> _BRANO DA LEGGERE_
In Piazza San Pietro sembrava una domenica normale: c’erano i fedeli in attesa dell’Angelus, c’era Papa Francesco col suo solito sorriso benedicente e le sue parole incisive. Nulla lasciava trapelare che dietro quel sorriso ci fosse sofferenza e preoccupazione. Quel pomeriggio, verso le 15, Papa Francesco, a bordo di una auto senza particolari segni di riconoscimento e accompagnato solo dall’autista e da uno stretto collaboratore, arriva al Policlinico Gemelli per sottoporsi ad un intervento chirurgico delicato.
Nessuno, tranne i medici direttamente interessati, era al corrente di quanto stava accadendo. Per questo quella domenica, che sembrava così uguale a tante altre, diventa un momento di grande riflessione e una lezione sul modo di affrontare la sofferenza e la malattia. Egli spesso chiede la preghiera per sostenere il suo impegno apostolico. La discrezione su ciò che già era deciso non era per evitare indiscrezioni.

> _DATI IN INGRESSO_
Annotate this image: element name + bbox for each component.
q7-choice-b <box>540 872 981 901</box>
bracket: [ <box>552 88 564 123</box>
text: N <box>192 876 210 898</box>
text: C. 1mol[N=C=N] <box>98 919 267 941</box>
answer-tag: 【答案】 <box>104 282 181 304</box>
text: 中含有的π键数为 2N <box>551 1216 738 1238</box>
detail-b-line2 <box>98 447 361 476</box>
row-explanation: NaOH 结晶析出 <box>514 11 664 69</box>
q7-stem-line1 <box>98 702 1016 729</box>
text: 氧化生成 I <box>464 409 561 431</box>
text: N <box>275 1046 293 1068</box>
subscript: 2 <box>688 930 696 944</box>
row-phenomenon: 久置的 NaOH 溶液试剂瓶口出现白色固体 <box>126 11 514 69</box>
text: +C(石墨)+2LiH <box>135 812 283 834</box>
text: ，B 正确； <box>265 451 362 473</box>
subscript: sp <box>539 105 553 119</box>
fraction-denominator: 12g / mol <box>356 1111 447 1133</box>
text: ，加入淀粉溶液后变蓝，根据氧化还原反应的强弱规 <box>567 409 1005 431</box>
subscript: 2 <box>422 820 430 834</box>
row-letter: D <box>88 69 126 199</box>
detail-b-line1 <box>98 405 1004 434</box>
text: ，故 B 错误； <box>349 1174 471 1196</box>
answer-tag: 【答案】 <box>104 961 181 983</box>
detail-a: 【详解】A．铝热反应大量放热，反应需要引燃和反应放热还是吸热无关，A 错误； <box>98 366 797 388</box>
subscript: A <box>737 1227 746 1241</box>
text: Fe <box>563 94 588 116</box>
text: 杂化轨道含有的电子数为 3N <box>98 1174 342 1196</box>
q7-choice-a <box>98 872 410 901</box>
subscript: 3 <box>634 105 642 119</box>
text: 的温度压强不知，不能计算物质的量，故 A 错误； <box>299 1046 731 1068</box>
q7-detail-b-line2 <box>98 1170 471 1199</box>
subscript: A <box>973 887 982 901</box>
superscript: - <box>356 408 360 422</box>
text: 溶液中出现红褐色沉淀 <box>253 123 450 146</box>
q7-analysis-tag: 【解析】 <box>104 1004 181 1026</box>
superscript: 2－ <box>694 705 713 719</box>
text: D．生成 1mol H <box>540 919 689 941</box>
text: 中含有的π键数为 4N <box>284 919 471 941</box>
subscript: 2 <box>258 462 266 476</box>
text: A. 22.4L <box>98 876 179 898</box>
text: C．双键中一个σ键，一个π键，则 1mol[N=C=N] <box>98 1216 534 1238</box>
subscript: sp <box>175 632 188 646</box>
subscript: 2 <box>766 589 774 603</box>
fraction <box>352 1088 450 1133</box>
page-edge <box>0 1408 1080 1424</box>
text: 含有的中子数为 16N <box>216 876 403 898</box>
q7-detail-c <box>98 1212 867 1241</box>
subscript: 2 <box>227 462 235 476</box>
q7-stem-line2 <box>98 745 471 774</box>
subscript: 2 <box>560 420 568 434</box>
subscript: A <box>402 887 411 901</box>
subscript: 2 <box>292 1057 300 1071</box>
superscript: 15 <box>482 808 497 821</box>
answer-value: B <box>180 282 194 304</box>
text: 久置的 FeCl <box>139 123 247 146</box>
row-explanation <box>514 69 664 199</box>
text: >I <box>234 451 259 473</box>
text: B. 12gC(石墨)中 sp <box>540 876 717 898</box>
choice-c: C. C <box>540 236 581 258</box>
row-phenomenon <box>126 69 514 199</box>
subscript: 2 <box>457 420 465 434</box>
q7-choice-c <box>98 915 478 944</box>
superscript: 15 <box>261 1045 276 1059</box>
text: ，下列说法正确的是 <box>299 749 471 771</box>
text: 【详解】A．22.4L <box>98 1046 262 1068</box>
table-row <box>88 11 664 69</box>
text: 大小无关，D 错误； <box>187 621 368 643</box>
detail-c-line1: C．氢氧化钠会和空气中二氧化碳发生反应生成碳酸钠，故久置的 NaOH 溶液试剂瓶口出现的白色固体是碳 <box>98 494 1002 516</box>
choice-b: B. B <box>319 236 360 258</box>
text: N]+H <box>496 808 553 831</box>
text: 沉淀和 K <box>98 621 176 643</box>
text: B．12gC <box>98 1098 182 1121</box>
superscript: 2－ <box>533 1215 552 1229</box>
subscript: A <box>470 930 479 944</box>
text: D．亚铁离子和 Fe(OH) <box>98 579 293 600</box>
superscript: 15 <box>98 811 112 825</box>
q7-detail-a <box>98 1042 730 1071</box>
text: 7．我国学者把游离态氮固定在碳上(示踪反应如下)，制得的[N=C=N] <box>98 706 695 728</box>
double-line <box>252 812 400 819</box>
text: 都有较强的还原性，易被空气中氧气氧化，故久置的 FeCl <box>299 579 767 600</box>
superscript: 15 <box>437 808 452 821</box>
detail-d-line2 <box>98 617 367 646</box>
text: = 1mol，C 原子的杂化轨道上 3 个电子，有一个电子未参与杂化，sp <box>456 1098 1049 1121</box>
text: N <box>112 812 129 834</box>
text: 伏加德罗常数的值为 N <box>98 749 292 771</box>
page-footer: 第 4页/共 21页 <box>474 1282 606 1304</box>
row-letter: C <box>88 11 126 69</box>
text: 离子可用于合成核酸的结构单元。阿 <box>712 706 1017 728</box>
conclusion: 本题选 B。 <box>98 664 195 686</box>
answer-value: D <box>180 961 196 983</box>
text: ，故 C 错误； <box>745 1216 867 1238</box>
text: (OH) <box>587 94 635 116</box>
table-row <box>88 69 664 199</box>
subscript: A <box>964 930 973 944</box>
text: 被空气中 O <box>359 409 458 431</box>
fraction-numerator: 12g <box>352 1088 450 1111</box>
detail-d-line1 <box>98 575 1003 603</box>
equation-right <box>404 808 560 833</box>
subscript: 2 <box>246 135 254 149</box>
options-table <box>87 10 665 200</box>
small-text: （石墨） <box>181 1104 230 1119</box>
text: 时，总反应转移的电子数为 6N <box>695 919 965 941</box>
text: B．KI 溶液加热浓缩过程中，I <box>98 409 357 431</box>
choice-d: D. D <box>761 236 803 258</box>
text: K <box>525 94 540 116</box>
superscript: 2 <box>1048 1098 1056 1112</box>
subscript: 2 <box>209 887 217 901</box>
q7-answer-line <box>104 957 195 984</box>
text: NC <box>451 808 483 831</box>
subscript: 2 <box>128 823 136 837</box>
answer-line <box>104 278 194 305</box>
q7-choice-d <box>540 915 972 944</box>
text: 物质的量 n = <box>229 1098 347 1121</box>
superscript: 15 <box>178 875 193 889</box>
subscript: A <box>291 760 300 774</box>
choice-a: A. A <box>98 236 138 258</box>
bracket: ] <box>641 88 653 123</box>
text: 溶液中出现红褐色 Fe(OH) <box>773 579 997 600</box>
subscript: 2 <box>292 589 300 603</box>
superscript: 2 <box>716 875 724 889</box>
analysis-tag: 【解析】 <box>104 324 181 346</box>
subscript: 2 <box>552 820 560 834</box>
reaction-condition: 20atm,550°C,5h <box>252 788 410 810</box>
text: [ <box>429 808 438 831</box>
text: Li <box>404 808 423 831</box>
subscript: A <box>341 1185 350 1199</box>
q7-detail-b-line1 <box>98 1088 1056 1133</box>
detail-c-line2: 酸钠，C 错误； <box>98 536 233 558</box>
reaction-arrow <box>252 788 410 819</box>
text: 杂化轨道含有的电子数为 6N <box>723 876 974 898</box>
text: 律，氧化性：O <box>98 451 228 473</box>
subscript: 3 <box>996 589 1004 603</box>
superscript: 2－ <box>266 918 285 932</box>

> _ATTIVITÀ DA SVOLGERE_
(1) Riscrivi in forma più breve il paragrafo del brano che comincia con «In Piazza San Pietro sembrava», mantenendone i fatti principali.
(2) Prosegui il brano sull'intervento di Papa Francesco al Gemelli a partire dall'ultima frase riportata.
I record costituiscono materiale a sé, distinto dal brano.

> _RISPOSTE NUMERATE_
(1) In Piazza San Pietro la domenica pareva normale: i fedeli attendevano l'Angelus e Papa Francesco sorrideva e parlava come sempre, senza lasciar trapelare sofferenza né preoccupazione. Verso le 15 di quel pomeriggio, su un'auto senza segni di riconoscimento e accompagnato solo dall'autista e da uno stretto collaboratore, arriva al Policlinico Gemelli per un delicato intervento chirurgico.

(2)
Dopo il ricovero ci sono bollettini medici trasparenti circa l’esito dell’operazione e circa il decorso della convalescenza. La sofferenza va affrontata con dignità e fiducia. “Ci ha insegnato come affrontare la sofferenza – dice il card. Bassetti, presidente della Cei – Lo sguardo rivolto agli impegni dei prossimi mesi (il viaggio in Ungheria e in Slovacchia a settembre) e il sorriso abituale dalla finestra del Palazzo Apostolico, con cui ci dà appuntamento ogni domenica, sono una grande testimonianza. Non bisogna mai cedere allo sconforto anche nelle ore della fatica più dura”.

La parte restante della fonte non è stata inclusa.